## Problem details
Pull every line of the entries that has the word "with".
· · · ·
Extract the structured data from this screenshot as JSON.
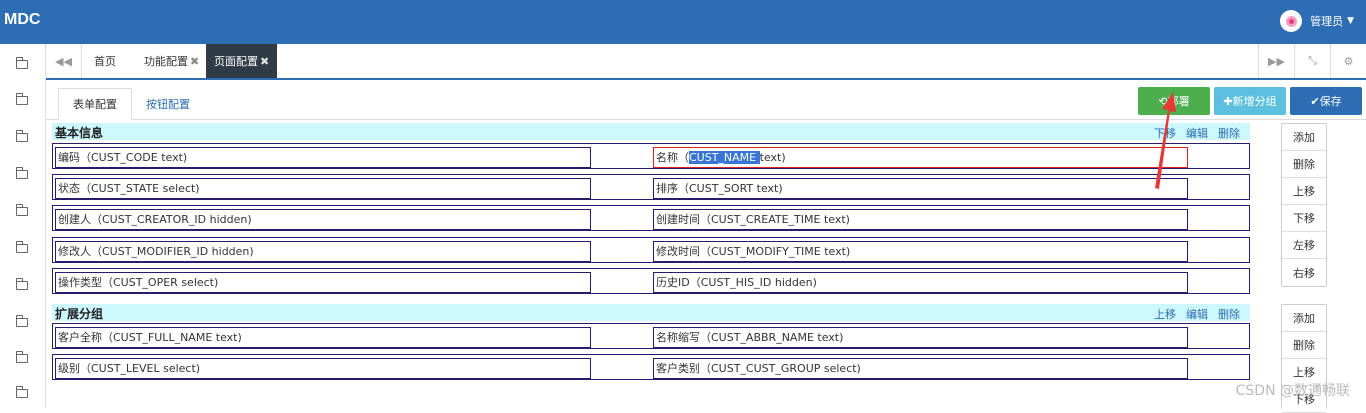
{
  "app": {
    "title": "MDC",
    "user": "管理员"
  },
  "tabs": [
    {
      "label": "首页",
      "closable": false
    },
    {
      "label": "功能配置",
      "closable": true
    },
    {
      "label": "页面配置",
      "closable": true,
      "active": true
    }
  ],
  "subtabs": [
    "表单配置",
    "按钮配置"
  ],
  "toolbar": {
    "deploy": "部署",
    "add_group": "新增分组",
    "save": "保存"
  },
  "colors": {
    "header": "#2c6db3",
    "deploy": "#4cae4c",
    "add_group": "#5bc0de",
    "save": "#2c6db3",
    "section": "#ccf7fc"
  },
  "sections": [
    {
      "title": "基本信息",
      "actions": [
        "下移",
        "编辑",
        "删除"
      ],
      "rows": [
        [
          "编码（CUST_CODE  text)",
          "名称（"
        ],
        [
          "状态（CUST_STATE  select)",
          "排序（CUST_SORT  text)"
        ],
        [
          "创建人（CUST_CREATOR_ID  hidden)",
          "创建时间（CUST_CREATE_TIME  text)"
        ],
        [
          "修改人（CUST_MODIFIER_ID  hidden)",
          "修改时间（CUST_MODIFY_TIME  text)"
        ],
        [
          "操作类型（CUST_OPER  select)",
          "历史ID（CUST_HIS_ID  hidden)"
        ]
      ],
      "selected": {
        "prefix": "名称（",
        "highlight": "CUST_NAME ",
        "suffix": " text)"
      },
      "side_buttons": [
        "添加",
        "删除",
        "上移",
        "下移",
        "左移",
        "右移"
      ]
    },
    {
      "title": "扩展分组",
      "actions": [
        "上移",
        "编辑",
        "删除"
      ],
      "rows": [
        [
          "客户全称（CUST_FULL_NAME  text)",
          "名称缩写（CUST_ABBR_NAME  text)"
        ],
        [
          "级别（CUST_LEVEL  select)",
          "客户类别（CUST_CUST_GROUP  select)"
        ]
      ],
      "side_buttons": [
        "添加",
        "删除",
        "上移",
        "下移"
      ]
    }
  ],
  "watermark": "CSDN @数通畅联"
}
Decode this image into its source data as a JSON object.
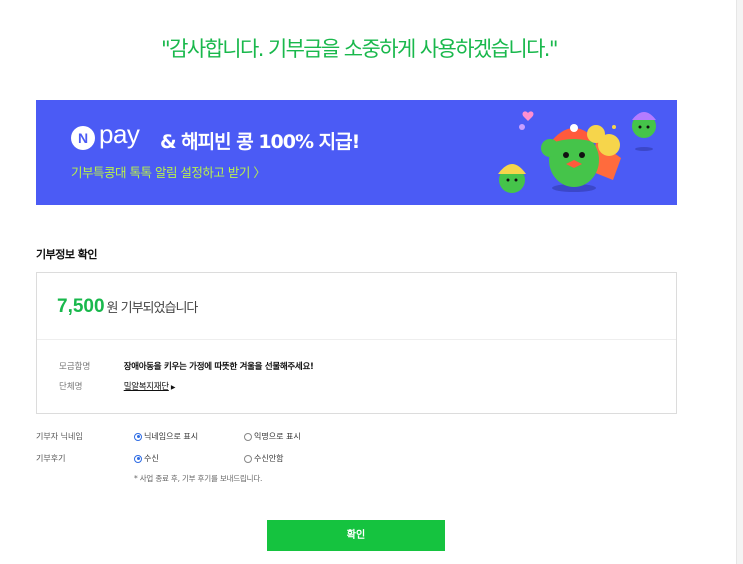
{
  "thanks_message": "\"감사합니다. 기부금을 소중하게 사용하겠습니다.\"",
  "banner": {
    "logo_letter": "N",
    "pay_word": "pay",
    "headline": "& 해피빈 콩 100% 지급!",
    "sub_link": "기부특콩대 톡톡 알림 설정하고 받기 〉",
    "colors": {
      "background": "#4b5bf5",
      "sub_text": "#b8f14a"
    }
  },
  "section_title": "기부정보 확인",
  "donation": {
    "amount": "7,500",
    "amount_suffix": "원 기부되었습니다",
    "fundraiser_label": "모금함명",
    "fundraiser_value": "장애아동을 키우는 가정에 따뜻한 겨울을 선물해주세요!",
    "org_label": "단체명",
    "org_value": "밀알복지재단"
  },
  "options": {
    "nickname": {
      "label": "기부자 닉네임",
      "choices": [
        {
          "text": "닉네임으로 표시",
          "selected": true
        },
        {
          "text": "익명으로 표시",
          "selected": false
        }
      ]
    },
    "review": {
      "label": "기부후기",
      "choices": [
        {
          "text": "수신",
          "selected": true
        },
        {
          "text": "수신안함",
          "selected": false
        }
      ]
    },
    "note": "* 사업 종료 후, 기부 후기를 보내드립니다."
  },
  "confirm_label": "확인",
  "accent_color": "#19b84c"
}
· · · ·
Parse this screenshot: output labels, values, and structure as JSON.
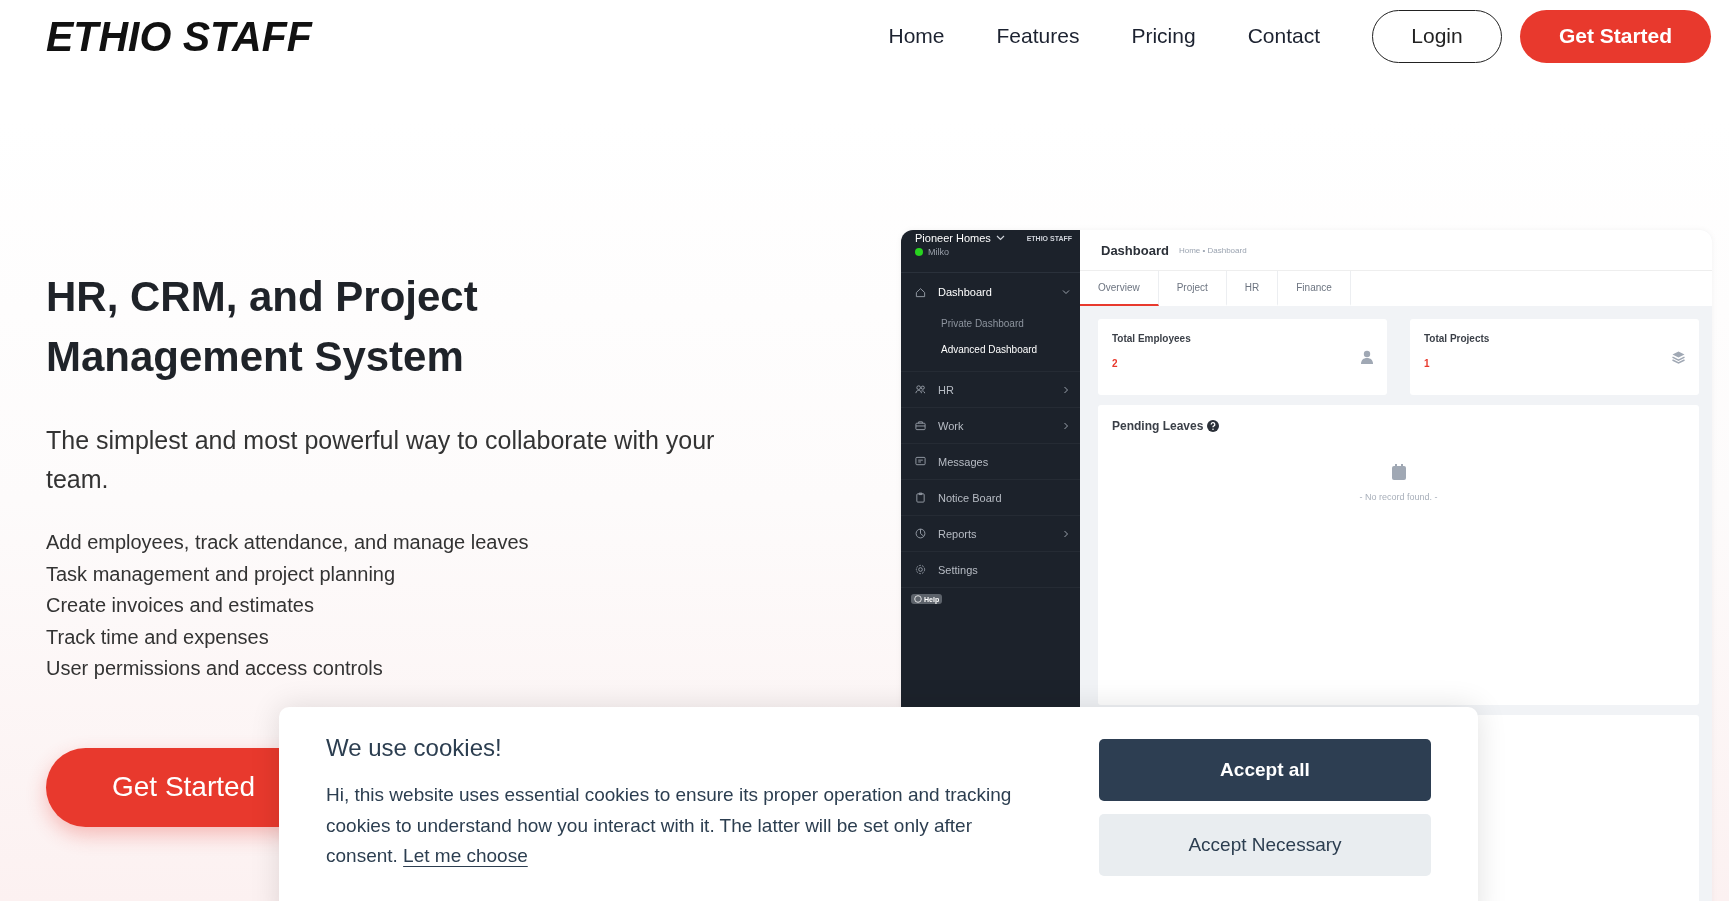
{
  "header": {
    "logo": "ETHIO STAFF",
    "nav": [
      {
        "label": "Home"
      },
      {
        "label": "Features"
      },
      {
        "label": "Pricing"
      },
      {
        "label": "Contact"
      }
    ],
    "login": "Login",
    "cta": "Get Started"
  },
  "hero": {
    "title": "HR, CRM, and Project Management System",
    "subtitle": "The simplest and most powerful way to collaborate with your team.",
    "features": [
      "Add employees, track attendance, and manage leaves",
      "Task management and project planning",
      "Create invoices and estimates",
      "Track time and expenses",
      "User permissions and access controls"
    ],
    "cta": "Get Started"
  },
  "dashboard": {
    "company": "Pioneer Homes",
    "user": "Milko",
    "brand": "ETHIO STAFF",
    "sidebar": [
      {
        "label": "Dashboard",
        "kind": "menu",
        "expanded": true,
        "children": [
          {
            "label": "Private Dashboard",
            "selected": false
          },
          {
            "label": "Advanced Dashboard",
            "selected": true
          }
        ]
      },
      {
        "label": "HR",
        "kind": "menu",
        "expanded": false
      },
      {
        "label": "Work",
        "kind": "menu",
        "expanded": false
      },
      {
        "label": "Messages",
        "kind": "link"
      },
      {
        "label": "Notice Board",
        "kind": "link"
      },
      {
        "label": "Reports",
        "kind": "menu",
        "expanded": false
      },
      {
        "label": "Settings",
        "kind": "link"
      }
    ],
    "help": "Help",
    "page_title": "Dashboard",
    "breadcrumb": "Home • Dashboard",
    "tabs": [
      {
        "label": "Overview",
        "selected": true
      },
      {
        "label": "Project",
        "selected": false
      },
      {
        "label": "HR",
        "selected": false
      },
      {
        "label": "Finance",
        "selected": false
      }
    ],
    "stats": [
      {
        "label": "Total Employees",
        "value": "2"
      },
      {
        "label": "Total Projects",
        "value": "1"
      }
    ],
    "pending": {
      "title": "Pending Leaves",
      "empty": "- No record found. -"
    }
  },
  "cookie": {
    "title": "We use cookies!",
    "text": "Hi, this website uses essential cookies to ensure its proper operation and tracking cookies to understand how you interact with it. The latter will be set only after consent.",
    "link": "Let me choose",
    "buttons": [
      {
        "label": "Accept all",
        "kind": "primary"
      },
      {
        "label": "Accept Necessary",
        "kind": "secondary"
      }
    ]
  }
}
· · · ·
## Final answer
    "subtitle": "The simplest and most powerful way to collaborate with your team.",
    "text": "Hi, this website uses essential cookies to ensure its proper operation and tracking cookies to understand how you interact with it. The latter will be set only after consent.",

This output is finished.